2012-01-16 Thread Haluk Karamete
Well Stuart,

When I said this

 In ASP, I create a virtual app at the IIS server - assigning a virtual
 dir path to the app, and from that point on, any page being served
 under that virtual path is treated as an isolated ASP app and thus the
 sessions are kept isolated and not get mixed up by asp pages that do
 not live under that virtual app path.

I did not mean that aspect of the business which you replied to.  I
did not mean that 2 user's session can get being mixed up. Of course,
neither PHP nor ASP would allow that and that's all thru the current
session cookie ID - which is nearly impossible to guess for somebody
else's session cookie ID for that session time.

Instead, I was meaning something totally different. Sorry for not
being very clear about it. Here is another shot at it.

Here, you are developing an app and the app is being developed under say
domain.com/app1/. Let's call this app APP_1
And this app got say 10 php files and these files use lots of some
session vars to pass some data from one another. That's the case for
APP_1.

now you need a second app... which is totally different that APP_1.
And that is to be developed under say the same server as say
domain.com/APP_2/ and this one too has its 5 php files too.

But there is nothing common between two apps.

++++++++++++++++++++

Can you transcribe the sessions post word for word, starting at "now you need" and ending at "between two apps."? You won't need the rows for this.

++++++++++++++++++++

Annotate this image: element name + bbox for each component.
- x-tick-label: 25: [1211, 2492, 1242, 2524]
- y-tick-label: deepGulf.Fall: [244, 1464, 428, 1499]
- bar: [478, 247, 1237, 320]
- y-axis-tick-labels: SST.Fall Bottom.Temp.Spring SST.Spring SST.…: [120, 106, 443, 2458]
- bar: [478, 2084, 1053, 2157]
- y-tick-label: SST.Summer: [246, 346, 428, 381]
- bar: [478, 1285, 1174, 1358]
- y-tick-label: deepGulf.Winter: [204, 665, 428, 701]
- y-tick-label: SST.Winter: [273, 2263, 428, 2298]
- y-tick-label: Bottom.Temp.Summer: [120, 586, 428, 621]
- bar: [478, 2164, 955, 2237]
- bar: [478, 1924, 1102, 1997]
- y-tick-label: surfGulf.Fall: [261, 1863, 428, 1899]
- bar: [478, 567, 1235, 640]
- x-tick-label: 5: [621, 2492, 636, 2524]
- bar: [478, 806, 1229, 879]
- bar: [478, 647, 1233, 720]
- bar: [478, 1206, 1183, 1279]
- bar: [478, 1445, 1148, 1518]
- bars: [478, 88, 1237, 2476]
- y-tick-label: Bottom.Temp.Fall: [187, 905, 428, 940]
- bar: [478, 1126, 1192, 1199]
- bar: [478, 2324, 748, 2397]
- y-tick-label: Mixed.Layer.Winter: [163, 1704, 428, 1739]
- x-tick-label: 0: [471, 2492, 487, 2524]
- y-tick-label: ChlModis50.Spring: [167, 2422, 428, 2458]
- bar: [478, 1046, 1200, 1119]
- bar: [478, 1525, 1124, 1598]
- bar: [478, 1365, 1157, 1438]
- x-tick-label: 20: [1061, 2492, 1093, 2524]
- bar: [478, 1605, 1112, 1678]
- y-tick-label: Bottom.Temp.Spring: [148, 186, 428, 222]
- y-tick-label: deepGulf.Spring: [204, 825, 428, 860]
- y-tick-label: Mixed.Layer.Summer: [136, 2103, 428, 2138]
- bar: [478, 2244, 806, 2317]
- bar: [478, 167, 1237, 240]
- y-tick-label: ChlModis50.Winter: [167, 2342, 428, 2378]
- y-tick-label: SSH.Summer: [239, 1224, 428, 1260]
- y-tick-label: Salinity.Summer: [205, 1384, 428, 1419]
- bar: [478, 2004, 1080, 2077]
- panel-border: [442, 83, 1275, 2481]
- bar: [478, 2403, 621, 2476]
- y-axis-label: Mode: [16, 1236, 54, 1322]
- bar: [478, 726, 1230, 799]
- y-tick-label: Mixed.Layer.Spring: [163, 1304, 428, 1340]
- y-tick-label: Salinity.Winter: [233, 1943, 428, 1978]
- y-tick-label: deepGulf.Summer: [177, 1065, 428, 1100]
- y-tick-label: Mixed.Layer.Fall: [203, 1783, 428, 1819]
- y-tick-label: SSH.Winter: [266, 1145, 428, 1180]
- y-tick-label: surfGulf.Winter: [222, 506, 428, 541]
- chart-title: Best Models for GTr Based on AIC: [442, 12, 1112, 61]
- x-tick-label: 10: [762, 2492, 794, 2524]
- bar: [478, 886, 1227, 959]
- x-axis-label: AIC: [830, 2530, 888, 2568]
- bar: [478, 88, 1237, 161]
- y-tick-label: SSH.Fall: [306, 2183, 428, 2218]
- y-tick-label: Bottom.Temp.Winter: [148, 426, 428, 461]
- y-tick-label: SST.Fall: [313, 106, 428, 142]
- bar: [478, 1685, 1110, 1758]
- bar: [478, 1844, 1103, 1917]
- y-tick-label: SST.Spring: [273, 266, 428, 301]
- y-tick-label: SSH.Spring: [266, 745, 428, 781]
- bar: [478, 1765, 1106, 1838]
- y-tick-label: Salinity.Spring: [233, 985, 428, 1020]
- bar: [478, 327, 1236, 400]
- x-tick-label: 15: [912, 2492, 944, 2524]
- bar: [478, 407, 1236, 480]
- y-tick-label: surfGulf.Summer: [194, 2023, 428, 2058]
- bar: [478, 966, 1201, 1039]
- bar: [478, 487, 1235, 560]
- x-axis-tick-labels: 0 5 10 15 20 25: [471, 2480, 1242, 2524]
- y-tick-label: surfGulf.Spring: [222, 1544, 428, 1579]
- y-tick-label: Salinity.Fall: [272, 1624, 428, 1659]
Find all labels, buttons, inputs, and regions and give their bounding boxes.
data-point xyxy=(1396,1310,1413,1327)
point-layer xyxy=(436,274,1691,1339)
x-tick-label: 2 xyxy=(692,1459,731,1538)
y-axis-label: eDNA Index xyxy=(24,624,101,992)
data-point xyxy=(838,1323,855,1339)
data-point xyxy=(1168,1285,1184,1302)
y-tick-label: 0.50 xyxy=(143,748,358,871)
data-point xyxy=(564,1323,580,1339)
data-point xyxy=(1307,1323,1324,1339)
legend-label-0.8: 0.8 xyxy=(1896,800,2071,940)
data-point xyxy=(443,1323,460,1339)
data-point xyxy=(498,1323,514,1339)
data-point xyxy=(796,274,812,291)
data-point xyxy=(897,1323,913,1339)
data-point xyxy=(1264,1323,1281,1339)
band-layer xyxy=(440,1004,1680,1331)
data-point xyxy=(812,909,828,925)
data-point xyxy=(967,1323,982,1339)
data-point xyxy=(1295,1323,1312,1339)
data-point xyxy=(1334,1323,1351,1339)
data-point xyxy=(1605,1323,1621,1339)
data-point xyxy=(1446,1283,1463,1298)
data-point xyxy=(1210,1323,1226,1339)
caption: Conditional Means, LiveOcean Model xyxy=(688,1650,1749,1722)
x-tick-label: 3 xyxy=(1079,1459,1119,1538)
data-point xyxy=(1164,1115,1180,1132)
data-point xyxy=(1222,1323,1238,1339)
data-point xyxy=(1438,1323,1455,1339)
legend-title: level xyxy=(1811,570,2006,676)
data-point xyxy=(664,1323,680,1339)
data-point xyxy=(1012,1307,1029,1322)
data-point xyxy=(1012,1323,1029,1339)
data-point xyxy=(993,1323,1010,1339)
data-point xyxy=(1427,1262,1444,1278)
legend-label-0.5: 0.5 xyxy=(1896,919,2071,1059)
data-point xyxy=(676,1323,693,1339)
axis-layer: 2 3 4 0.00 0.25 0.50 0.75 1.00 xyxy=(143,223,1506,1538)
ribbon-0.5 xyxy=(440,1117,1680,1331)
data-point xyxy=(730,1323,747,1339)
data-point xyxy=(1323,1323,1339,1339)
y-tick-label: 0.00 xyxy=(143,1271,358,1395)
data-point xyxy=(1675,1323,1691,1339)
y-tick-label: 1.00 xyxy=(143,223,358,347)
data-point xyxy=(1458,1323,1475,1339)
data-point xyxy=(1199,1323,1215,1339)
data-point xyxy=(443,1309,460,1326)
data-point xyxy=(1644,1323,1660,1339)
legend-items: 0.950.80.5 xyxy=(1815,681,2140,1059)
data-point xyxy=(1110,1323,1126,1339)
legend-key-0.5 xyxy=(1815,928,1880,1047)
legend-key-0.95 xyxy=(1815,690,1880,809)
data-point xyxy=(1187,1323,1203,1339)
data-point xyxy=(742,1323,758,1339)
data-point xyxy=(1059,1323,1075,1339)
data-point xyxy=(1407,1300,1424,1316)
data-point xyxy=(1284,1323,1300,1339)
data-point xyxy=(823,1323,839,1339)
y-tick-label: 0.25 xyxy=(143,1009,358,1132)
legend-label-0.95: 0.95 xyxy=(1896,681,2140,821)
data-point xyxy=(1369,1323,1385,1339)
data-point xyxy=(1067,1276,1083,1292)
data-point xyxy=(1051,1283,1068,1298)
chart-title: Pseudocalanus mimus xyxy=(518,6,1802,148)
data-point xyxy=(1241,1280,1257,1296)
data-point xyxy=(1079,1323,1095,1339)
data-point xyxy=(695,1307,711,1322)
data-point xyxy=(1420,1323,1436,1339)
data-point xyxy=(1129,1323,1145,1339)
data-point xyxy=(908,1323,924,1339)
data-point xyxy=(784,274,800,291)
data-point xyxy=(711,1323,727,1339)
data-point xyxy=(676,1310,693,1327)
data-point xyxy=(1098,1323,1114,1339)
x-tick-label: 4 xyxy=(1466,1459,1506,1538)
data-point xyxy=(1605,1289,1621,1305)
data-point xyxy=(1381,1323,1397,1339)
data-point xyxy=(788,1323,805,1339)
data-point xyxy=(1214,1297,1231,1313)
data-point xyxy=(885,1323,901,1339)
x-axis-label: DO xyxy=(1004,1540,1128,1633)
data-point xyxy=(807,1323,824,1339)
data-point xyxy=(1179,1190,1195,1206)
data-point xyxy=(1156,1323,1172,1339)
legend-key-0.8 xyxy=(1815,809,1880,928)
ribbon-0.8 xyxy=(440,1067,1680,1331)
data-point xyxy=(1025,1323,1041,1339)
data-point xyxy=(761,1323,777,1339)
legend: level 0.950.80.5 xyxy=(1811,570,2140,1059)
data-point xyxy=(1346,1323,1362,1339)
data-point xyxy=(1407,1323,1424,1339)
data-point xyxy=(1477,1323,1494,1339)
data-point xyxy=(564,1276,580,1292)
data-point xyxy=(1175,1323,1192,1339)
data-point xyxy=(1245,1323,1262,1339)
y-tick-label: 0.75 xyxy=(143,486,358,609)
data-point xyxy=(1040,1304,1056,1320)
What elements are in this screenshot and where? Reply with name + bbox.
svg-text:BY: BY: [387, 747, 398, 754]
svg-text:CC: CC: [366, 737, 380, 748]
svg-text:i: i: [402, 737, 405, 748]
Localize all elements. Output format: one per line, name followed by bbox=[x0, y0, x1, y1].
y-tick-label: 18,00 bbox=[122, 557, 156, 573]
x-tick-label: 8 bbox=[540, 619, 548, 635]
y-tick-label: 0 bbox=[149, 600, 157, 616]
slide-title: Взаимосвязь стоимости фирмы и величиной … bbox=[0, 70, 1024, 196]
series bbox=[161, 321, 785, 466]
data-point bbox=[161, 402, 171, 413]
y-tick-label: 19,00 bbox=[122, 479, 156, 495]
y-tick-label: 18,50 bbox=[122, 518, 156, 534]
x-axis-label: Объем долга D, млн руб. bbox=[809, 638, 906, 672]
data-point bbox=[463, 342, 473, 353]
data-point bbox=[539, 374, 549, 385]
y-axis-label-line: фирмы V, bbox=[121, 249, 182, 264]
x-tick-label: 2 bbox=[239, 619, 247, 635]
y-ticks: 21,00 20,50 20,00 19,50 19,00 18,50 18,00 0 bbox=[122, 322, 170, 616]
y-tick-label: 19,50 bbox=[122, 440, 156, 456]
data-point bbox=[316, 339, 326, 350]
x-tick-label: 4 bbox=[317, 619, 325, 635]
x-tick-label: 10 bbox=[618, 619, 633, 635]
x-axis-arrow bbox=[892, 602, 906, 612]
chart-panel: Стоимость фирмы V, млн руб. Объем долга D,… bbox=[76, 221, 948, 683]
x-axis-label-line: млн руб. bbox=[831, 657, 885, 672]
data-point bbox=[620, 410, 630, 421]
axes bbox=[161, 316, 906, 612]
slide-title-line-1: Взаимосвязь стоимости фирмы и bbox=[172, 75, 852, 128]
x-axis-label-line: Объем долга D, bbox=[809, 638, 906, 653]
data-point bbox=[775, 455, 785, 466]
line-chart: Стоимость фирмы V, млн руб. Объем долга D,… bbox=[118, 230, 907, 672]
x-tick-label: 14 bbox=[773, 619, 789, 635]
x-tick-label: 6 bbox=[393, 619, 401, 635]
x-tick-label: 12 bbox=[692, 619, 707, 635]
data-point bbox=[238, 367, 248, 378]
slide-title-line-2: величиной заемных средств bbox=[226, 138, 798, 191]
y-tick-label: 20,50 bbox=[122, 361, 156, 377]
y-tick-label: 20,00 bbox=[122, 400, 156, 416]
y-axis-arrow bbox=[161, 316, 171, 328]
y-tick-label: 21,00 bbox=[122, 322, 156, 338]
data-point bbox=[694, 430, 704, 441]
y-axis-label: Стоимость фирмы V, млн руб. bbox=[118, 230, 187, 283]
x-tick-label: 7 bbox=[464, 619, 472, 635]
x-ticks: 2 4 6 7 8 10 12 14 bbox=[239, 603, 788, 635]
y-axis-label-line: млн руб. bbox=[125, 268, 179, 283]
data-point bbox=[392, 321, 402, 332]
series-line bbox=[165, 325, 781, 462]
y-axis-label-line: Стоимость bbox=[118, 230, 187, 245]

++++++++++++++++++++

### Reply
now you need a second app... which is totally different that APP_1.
And that is to be developed under say the same server as say
domain.com/APP_2/ and this one too has its 5 php files too.

But there is nothing common between two apps.